Written exercise:
Give only the number of lines in the data that contain the word "information".

* START Provided records *

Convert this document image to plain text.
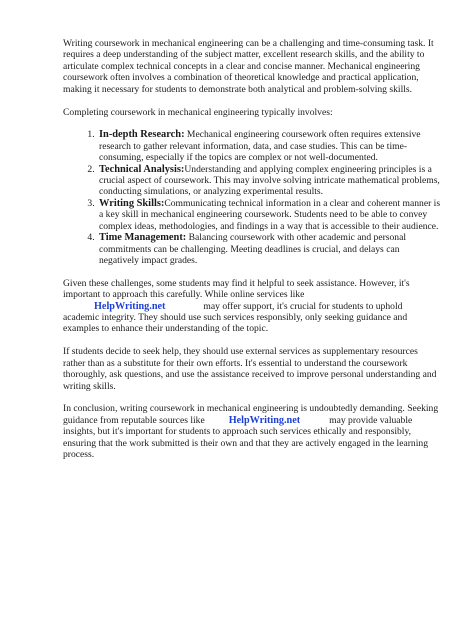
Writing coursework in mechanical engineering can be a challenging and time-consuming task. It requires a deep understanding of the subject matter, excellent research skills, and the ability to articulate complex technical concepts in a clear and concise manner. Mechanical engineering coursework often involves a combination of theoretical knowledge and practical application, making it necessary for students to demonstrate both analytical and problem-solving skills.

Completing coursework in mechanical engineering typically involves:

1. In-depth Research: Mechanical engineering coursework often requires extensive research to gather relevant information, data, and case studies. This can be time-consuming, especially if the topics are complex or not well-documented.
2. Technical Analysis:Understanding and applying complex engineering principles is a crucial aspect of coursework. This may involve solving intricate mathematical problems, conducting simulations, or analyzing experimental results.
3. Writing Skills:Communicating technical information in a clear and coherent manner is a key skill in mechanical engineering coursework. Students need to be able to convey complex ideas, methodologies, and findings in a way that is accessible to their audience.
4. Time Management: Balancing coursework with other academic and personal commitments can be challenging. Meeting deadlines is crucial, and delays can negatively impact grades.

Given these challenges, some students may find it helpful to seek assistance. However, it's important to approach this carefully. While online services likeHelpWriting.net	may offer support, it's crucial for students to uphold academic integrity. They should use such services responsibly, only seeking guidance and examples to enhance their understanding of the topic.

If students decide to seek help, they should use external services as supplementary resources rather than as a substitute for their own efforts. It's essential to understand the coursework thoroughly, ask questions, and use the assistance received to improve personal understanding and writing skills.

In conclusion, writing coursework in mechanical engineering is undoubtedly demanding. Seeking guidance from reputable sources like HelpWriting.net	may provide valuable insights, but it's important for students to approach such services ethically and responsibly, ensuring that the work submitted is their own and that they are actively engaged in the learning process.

* END Provided records *

Output of the task:
2